--- Start ---

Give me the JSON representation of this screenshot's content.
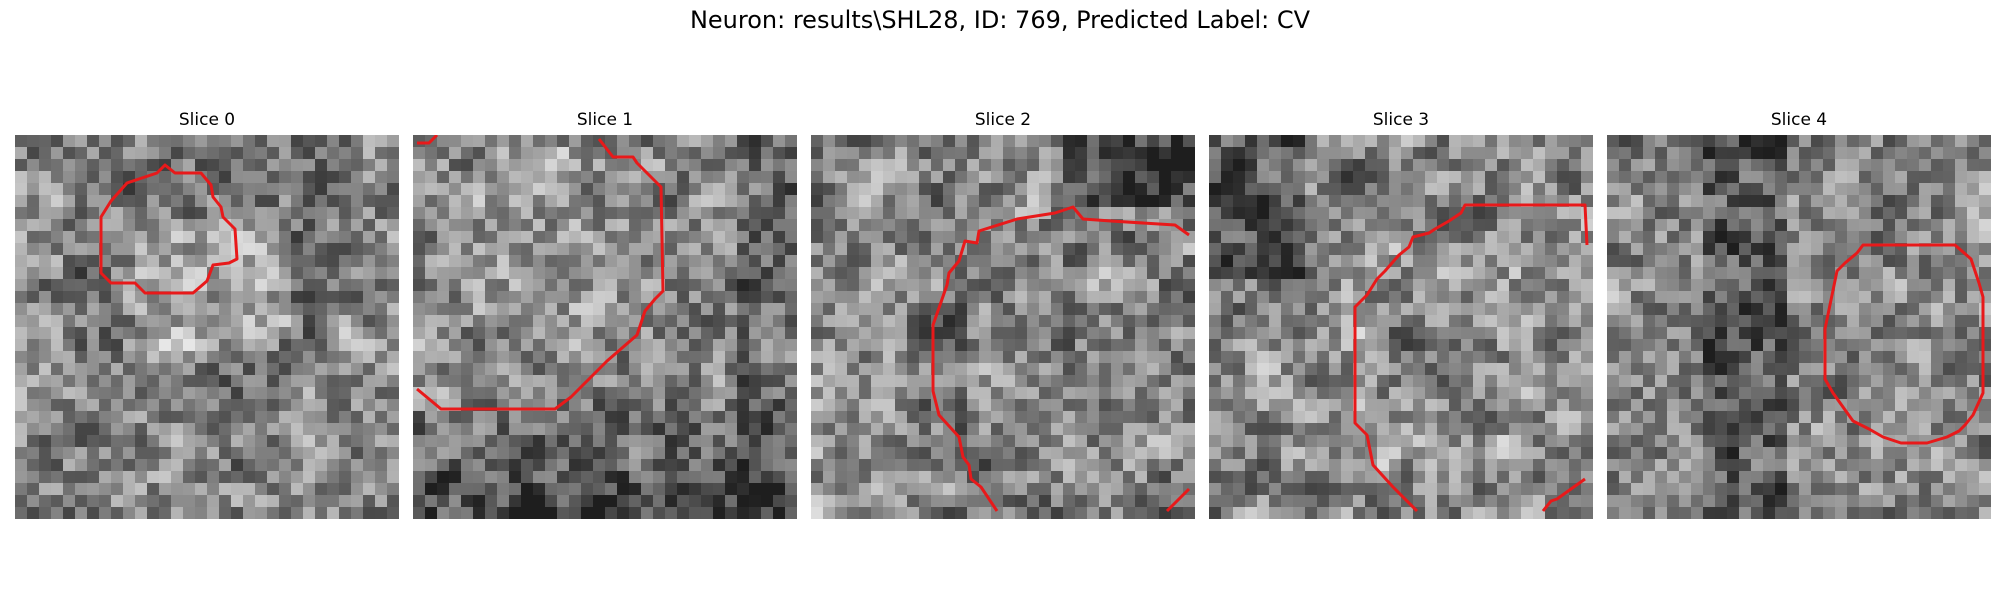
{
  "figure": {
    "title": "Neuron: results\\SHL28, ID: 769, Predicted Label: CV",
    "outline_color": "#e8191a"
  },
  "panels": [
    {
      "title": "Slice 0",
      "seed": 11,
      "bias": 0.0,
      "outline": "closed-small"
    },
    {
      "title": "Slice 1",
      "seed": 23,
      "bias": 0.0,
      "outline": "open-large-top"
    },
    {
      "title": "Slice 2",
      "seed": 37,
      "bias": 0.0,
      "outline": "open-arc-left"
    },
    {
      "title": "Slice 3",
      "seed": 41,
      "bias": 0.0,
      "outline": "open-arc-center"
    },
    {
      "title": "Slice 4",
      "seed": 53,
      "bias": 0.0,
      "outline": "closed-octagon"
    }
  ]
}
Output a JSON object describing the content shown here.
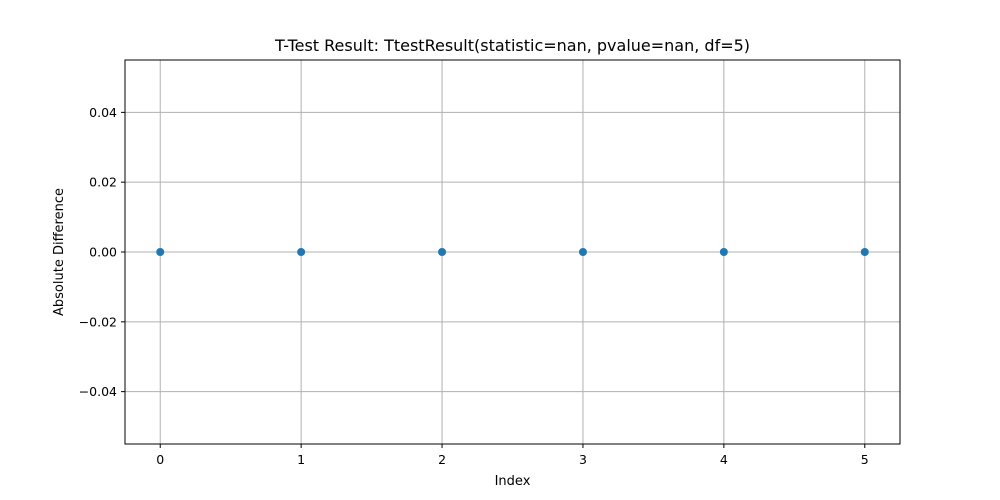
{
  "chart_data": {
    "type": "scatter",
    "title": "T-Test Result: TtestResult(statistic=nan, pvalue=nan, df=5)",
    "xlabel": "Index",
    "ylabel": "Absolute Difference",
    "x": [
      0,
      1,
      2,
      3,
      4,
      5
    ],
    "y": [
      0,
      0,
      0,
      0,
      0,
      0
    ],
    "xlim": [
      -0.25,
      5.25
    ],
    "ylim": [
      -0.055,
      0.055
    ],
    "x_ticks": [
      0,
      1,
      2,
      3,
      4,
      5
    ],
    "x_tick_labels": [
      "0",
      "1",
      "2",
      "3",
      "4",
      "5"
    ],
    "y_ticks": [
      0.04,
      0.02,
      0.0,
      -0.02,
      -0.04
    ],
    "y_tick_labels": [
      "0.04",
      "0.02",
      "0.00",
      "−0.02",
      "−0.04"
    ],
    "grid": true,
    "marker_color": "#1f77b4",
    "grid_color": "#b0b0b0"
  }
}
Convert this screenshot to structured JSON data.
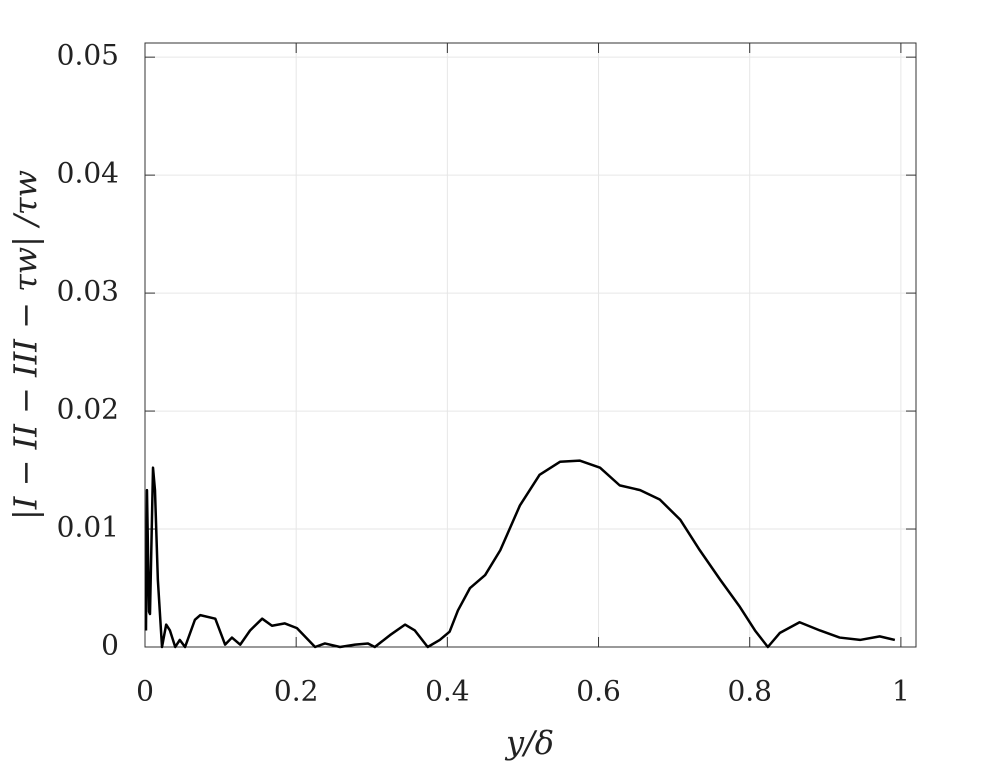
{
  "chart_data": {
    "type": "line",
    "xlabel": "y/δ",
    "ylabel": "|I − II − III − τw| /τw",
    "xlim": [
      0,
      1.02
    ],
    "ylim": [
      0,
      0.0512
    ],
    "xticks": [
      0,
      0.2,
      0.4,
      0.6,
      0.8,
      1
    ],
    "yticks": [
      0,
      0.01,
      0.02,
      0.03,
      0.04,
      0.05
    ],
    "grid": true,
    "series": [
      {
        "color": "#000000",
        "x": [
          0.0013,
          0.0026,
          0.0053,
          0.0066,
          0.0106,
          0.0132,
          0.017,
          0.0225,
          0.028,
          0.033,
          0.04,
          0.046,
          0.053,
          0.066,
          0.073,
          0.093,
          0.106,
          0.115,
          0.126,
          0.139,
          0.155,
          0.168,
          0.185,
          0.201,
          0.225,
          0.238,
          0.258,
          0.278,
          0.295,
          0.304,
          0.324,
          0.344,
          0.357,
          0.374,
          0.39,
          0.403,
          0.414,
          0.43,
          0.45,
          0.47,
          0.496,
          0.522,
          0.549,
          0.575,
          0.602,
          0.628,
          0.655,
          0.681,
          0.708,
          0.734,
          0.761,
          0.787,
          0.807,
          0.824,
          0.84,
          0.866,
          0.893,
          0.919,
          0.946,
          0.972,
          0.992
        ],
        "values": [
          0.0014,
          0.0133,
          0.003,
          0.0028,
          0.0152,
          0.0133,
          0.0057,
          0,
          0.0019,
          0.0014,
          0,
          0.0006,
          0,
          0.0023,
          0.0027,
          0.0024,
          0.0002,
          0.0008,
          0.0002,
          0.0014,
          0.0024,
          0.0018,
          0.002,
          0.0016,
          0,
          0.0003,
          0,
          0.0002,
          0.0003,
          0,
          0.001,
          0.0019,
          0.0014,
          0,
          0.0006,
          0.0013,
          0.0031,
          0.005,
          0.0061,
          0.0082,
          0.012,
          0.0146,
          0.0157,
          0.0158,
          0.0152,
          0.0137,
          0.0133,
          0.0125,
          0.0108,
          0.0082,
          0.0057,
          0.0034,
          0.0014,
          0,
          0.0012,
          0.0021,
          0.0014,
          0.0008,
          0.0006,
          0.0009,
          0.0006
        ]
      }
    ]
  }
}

--- End ---

■ **EXERCISE PROMPT**
Copy out every line with the word "title".

■ **CORRECT OUTPUT**
    "title": "Neuron: results\\SHL28, ID: 769, Predicted Label: CV",
      "title": "Slice 0",
      "title": "Slice 1",
      "title": "Slice 2",
      "title": "Slice 3",
      "title": "Slice 4",
    "title": "T-Test Result: TtestResult(statistic=nan, pvalue=nan, df=5)",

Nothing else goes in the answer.